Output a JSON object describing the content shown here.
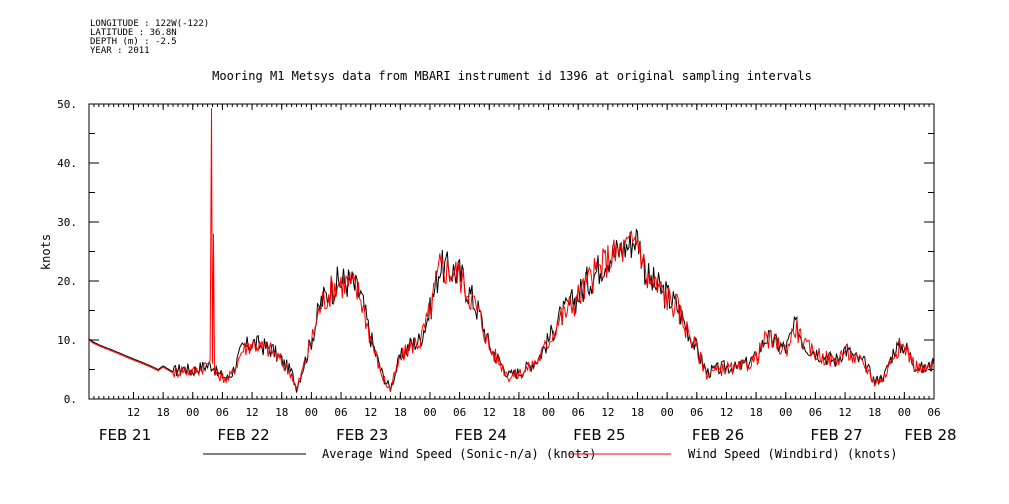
{
  "metadata": {
    "longitude": "LONGITUDE : 122W(-122)",
    "latitude": "LATITUDE : 36.8N",
    "depth": "DEPTH (m) : -2.5",
    "year": "YEAR : 2011"
  },
  "chart_data": {
    "type": "line",
    "title": "Mooring M1 Metsys data from MBARI instrument id 1396 at original sampling intervals",
    "ylabel": "knots",
    "xlabel": "",
    "ylim": [
      0,
      50
    ],
    "y_ticks": [
      "0.",
      "10.",
      "20.",
      "30.",
      "40.",
      "50."
    ],
    "xlim_hours": [
      3,
      174
    ],
    "hour_ticks": [
      {
        "h": 12,
        "label": "12"
      },
      {
        "h": 18,
        "label": "18"
      },
      {
        "h": 24,
        "label": "00"
      },
      {
        "h": 30,
        "label": "06"
      },
      {
        "h": 36,
        "label": "12"
      },
      {
        "h": 42,
        "label": "18"
      },
      {
        "h": 48,
        "label": "00"
      },
      {
        "h": 54,
        "label": "06"
      },
      {
        "h": 60,
        "label": "12"
      },
      {
        "h": 66,
        "label": "18"
      },
      {
        "h": 72,
        "label": "00"
      },
      {
        "h": 78,
        "label": "06"
      },
      {
        "h": 84,
        "label": "12"
      },
      {
        "h": 90,
        "label": "18"
      },
      {
        "h": 96,
        "label": "00"
      },
      {
        "h": 102,
        "label": "06"
      },
      {
        "h": 108,
        "label": "12"
      },
      {
        "h": 114,
        "label": "18"
      },
      {
        "h": 120,
        "label": "00"
      },
      {
        "h": 126,
        "label": "06"
      },
      {
        "h": 132,
        "label": "12"
      },
      {
        "h": 138,
        "label": "18"
      },
      {
        "h": 144,
        "label": "00"
      },
      {
        "h": 150,
        "label": "06"
      },
      {
        "h": 156,
        "label": "12"
      },
      {
        "h": 162,
        "label": "18"
      },
      {
        "h": 168,
        "label": "00"
      },
      {
        "h": 174,
        "label": "06"
      }
    ],
    "date_labels": [
      {
        "h": 5,
        "label": "FEB 21"
      },
      {
        "h": 29,
        "label": "FEB 22"
      },
      {
        "h": 53,
        "label": "FEB 23"
      },
      {
        "h": 77,
        "label": "FEB 24"
      },
      {
        "h": 101,
        "label": "FEB 25"
      },
      {
        "h": 125,
        "label": "FEB 26"
      },
      {
        "h": 149,
        "label": "FEB 27"
      },
      {
        "h": 168,
        "label": "FEB 28"
      }
    ],
    "grid": false,
    "legend_position": "bottom",
    "series": [
      {
        "name": "Average Wind Speed (Sonic-n/a) (knots)",
        "color": "#000000",
        "points": [
          [
            3,
            10.2
          ],
          [
            4,
            9.6
          ],
          [
            5,
            9.2
          ],
          [
            8,
            8.2
          ],
          [
            12,
            6.8
          ],
          [
            15,
            5.8
          ],
          [
            17,
            5.0
          ],
          [
            18,
            5.6
          ],
          [
            20,
            4.6
          ],
          [
            22,
            5.2
          ],
          [
            24,
            4.8
          ],
          [
            26,
            5.5
          ],
          [
            28,
            5.8
          ],
          [
            29,
            4.2
          ],
          [
            30,
            4.0
          ],
          [
            31,
            3.5
          ],
          [
            32,
            4.5
          ],
          [
            34,
            8.5
          ],
          [
            36,
            9.6
          ],
          [
            38,
            9.0
          ],
          [
            40,
            8.4
          ],
          [
            42,
            6.5
          ],
          [
            44,
            4.5
          ],
          [
            45,
            1.8
          ],
          [
            46,
            4.5
          ],
          [
            48,
            10.0
          ],
          [
            50,
            16.5
          ],
          [
            52,
            18.6
          ],
          [
            53,
            19.5
          ],
          [
            54,
            20.0
          ],
          [
            56,
            19.8
          ],
          [
            58,
            17.5
          ],
          [
            60,
            10.5
          ],
          [
            62,
            5.0
          ],
          [
            63,
            3.0
          ],
          [
            64,
            1.8
          ],
          [
            65,
            4.5
          ],
          [
            66,
            7.0
          ],
          [
            68,
            9.2
          ],
          [
            70,
            10.0
          ],
          [
            72,
            15.0
          ],
          [
            74,
            22.5
          ],
          [
            76,
            22.0
          ],
          [
            78,
            21.2
          ],
          [
            80,
            18.0
          ],
          [
            82,
            14.5
          ],
          [
            84,
            9.0
          ],
          [
            86,
            6.5
          ],
          [
            88,
            4.0
          ],
          [
            90,
            4.5
          ],
          [
            92,
            5.5
          ],
          [
            94,
            7.0
          ],
          [
            96,
            10.0
          ],
          [
            98,
            13.5
          ],
          [
            100,
            15.5
          ],
          [
            102,
            17.5
          ],
          [
            104,
            20.0
          ],
          [
            106,
            22.0
          ],
          [
            108,
            24.0
          ],
          [
            110,
            25.0
          ],
          [
            112,
            26.0
          ],
          [
            114,
            27.5
          ],
          [
            116,
            20.5
          ],
          [
            118,
            19.0
          ],
          [
            120,
            17.5
          ],
          [
            122,
            15.8
          ],
          [
            124,
            12.0
          ],
          [
            126,
            8.5
          ],
          [
            128,
            4.5
          ],
          [
            130,
            5.0
          ],
          [
            132,
            5.5
          ],
          [
            134,
            5.2
          ],
          [
            136,
            6.0
          ],
          [
            138,
            7.0
          ],
          [
            140,
            10.5
          ],
          [
            142,
            9.5
          ],
          [
            144,
            8.5
          ],
          [
            146,
            12.5
          ],
          [
            148,
            9.0
          ],
          [
            150,
            8.0
          ],
          [
            152,
            7.2
          ],
          [
            154,
            6.5
          ],
          [
            156,
            8.5
          ],
          [
            158,
            7.0
          ],
          [
            160,
            6.0
          ],
          [
            162,
            3.0
          ],
          [
            164,
            4.0
          ],
          [
            166,
            8.5
          ],
          [
            168,
            9.2
          ],
          [
            170,
            6.0
          ],
          [
            172,
            5.0
          ],
          [
            174,
            6.0
          ]
        ]
      },
      {
        "name": "Wind Speed (Windbird) (knots)",
        "color": "#ff0000",
        "points": [
          [
            3,
            10.0
          ],
          [
            4,
            9.4
          ],
          [
            5,
            9.0
          ],
          [
            8,
            8.0
          ],
          [
            12,
            6.6
          ],
          [
            15,
            5.6
          ],
          [
            17,
            4.8
          ],
          [
            18,
            5.4
          ],
          [
            20,
            4.4
          ],
          [
            22,
            5.0
          ],
          [
            24,
            4.6
          ],
          [
            26,
            5.3
          ],
          [
            27.5,
            6.5
          ],
          [
            27.8,
            49.3
          ],
          [
            28.0,
            6.0
          ],
          [
            28.2,
            28.0
          ],
          [
            28.4,
            4.5
          ],
          [
            29,
            4.0
          ],
          [
            30,
            3.8
          ],
          [
            31,
            3.3
          ],
          [
            32,
            4.3
          ],
          [
            34,
            8.3
          ],
          [
            36,
            9.4
          ],
          [
            38,
            8.8
          ],
          [
            40,
            8.2
          ],
          [
            42,
            6.3
          ],
          [
            44,
            4.3
          ],
          [
            45,
            1.6
          ],
          [
            46,
            4.3
          ],
          [
            48,
            9.8
          ],
          [
            50,
            16.3
          ],
          [
            52,
            18.4
          ],
          [
            53,
            19.3
          ],
          [
            54,
            19.8
          ],
          [
            56,
            19.6
          ],
          [
            58,
            17.3
          ],
          [
            60,
            10.3
          ],
          [
            62,
            4.8
          ],
          [
            63,
            2.8
          ],
          [
            64,
            1.6
          ],
          [
            65,
            4.3
          ],
          [
            66,
            6.8
          ],
          [
            68,
            9.0
          ],
          [
            70,
            9.8
          ],
          [
            72,
            14.8
          ],
          [
            74,
            22.3
          ],
          [
            76,
            21.8
          ],
          [
            78,
            21.0
          ],
          [
            80,
            17.8
          ],
          [
            82,
            14.3
          ],
          [
            84,
            8.8
          ],
          [
            86,
            6.3
          ],
          [
            88,
            3.8
          ],
          [
            90,
            4.3
          ],
          [
            92,
            5.3
          ],
          [
            94,
            6.8
          ],
          [
            96,
            9.8
          ],
          [
            98,
            13.3
          ],
          [
            100,
            15.3
          ],
          [
            102,
            17.3
          ],
          [
            104,
            19.8
          ],
          [
            106,
            21.8
          ],
          [
            108,
            23.8
          ],
          [
            110,
            24.8
          ],
          [
            112,
            25.8
          ],
          [
            114,
            27.3
          ],
          [
            116,
            20.3
          ],
          [
            118,
            18.8
          ],
          [
            120,
            17.3
          ],
          [
            122,
            15.6
          ],
          [
            124,
            11.8
          ],
          [
            126,
            8.3
          ],
          [
            128,
            4.3
          ],
          [
            130,
            4.8
          ],
          [
            132,
            5.3
          ],
          [
            134,
            5.0
          ],
          [
            136,
            5.8
          ],
          [
            138,
            6.8
          ],
          [
            140,
            10.3
          ],
          [
            142,
            9.3
          ],
          [
            144,
            8.3
          ],
          [
            146,
            12.3
          ],
          [
            148,
            8.8
          ],
          [
            150,
            7.8
          ],
          [
            152,
            7.0
          ],
          [
            154,
            6.3
          ],
          [
            156,
            8.3
          ],
          [
            158,
            6.8
          ],
          [
            160,
            5.8
          ],
          [
            162,
            2.8
          ],
          [
            164,
            3.8
          ],
          [
            166,
            8.3
          ],
          [
            168,
            9.0
          ],
          [
            170,
            5.8
          ],
          [
            172,
            4.8
          ],
          [
            174,
            5.8
          ]
        ]
      }
    ]
  }
}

--- To do ---
Each line that holds the word "Wind" is to be copied.

--- Response ---
        "name": "Average Wind Speed (Sonic-n/a) (knots)",
        "name": "Wind Speed (Windbird) (knots)",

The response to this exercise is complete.